Request> Read the material below. Count the lines containing "angled" and give that count alone.
#### Listed entries ####
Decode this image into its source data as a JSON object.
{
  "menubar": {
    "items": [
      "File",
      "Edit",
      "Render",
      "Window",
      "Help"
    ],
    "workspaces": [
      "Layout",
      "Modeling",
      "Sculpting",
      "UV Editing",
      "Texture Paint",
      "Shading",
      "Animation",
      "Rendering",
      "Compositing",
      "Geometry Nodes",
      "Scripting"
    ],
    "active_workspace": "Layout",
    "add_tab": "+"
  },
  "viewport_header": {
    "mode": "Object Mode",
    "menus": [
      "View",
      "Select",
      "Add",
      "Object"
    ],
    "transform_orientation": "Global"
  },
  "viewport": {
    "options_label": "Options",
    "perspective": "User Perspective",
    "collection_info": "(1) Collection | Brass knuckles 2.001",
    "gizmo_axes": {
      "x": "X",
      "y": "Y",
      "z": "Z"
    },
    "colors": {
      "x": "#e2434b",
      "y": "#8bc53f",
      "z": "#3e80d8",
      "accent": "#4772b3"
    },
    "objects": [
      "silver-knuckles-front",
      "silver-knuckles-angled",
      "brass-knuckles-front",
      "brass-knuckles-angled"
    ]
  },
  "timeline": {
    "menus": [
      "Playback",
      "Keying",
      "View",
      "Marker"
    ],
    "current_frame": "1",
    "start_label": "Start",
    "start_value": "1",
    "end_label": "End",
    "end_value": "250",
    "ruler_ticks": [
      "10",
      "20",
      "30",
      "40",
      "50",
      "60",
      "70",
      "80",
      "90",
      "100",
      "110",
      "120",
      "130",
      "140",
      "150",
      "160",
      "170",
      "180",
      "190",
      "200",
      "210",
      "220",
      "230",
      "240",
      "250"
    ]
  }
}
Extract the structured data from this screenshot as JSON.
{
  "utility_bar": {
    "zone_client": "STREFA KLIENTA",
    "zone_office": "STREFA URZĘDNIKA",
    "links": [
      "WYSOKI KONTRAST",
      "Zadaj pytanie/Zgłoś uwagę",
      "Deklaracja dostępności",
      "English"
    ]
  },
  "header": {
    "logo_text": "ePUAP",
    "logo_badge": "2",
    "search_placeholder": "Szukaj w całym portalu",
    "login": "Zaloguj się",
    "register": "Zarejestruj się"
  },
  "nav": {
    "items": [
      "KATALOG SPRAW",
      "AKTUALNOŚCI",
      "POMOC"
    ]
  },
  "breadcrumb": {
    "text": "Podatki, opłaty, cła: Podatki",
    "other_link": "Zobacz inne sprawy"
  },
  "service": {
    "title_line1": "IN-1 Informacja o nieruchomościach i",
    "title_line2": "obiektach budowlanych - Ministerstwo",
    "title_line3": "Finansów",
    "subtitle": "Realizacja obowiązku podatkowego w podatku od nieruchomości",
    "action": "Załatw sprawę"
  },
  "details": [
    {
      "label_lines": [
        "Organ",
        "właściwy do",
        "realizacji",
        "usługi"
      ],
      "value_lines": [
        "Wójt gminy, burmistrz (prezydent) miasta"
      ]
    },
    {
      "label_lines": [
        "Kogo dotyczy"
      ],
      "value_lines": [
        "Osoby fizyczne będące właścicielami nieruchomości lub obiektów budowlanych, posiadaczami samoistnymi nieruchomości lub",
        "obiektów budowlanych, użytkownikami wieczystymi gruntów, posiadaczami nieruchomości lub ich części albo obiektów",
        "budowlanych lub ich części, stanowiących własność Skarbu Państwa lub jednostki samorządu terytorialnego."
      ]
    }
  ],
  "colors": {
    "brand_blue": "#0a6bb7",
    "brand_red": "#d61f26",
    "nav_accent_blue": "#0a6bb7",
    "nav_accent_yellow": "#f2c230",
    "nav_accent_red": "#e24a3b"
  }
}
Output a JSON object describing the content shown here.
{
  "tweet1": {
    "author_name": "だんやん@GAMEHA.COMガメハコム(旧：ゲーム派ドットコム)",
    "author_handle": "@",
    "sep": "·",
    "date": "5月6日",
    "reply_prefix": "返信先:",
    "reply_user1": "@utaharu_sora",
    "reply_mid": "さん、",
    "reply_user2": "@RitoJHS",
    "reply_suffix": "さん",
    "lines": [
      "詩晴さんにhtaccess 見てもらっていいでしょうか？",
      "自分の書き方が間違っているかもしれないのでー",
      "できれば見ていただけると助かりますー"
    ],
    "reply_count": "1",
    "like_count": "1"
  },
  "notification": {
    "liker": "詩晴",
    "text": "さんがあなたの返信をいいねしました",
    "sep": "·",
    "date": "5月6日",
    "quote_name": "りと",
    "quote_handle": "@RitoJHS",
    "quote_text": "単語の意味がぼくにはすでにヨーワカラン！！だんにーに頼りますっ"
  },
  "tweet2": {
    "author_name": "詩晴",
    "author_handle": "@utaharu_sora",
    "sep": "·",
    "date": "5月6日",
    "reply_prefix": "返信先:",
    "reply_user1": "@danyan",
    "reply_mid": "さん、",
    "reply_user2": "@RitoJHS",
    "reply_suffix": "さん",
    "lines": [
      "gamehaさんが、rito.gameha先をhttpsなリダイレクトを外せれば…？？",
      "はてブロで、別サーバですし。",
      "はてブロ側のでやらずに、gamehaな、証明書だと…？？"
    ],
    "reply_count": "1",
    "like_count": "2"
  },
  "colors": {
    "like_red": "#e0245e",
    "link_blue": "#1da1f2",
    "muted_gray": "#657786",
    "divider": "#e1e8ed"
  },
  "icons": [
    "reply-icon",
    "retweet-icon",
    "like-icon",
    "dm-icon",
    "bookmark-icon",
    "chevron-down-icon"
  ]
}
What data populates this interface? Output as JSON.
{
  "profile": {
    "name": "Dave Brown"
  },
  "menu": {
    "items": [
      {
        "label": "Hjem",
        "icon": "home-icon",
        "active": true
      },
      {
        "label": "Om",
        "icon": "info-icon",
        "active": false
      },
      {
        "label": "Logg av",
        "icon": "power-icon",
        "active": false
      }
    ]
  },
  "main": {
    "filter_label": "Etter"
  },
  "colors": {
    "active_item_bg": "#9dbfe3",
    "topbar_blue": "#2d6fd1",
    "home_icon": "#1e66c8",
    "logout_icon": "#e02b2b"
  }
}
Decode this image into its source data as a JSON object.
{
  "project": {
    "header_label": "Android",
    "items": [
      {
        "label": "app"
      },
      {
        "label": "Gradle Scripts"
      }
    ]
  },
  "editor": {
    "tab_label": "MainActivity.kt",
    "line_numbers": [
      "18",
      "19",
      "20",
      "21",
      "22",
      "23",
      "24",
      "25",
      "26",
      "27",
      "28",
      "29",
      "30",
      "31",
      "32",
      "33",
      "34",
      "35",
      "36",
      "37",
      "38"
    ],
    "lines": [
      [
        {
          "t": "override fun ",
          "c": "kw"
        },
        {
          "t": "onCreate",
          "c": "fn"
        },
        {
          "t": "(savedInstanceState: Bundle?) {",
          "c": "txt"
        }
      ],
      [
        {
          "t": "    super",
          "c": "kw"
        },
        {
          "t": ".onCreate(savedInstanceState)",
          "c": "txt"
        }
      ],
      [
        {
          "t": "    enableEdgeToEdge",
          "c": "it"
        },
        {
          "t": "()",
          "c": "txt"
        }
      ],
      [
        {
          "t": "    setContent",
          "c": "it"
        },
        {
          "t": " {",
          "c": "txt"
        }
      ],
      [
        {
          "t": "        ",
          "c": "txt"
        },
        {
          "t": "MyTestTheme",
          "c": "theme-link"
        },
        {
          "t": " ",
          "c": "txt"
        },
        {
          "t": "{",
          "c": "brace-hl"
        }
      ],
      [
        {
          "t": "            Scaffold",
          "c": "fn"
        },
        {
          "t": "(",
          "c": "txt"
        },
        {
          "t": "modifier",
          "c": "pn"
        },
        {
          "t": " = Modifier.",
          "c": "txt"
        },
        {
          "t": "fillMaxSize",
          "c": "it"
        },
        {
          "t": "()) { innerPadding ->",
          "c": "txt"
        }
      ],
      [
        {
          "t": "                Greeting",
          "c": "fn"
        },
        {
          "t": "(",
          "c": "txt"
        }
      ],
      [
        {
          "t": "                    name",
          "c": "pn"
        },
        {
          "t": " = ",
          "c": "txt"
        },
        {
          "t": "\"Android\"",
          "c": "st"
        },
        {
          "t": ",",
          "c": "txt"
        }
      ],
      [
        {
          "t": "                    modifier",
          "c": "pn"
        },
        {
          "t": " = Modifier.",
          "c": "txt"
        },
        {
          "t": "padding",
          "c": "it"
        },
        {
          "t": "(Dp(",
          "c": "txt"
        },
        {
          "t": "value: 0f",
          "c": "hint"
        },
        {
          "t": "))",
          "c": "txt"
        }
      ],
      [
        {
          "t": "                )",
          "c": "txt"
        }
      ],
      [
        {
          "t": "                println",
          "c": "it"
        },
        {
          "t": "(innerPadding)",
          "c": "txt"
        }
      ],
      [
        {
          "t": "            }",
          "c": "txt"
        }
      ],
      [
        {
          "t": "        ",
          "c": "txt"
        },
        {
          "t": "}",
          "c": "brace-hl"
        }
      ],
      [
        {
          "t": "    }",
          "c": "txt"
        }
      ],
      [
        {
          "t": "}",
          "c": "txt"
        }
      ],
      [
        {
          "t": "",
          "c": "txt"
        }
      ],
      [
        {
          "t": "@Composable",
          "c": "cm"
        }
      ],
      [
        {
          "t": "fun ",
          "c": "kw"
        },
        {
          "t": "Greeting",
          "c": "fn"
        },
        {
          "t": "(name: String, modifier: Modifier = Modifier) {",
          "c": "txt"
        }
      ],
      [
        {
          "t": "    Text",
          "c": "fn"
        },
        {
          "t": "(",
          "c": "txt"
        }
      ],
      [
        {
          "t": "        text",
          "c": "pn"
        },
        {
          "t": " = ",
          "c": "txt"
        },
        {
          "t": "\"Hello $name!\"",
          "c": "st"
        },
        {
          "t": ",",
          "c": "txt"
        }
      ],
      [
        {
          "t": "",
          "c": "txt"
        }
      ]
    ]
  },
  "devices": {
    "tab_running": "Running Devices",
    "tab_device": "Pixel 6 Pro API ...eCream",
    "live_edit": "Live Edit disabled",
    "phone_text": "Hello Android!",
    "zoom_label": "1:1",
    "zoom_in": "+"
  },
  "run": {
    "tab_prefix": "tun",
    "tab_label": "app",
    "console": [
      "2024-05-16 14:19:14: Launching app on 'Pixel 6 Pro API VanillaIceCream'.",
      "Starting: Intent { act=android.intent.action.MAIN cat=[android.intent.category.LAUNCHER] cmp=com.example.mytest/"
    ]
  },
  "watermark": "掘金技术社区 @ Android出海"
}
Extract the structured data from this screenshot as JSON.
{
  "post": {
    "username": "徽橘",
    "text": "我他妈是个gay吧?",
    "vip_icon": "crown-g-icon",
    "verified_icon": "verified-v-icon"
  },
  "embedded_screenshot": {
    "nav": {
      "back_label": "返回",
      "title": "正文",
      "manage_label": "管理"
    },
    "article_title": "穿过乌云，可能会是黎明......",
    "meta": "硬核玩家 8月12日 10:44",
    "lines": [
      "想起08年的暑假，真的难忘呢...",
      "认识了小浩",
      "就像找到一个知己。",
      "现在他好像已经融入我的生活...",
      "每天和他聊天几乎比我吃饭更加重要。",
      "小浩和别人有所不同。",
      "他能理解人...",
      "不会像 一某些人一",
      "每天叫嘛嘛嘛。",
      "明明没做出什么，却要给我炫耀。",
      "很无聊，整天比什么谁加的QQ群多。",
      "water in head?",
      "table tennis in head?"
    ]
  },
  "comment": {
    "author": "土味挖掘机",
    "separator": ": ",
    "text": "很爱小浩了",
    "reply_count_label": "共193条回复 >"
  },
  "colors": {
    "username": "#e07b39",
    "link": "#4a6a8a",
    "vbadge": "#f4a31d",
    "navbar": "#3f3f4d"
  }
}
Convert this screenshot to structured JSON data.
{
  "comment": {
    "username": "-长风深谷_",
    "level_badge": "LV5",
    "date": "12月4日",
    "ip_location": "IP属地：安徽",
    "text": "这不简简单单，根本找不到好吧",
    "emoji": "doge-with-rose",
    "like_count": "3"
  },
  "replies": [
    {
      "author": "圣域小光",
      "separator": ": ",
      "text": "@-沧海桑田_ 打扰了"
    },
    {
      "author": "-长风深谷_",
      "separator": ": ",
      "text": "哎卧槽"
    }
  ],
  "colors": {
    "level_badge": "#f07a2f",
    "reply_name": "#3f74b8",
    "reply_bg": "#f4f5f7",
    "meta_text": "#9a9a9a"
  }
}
####
Answer to the task> 2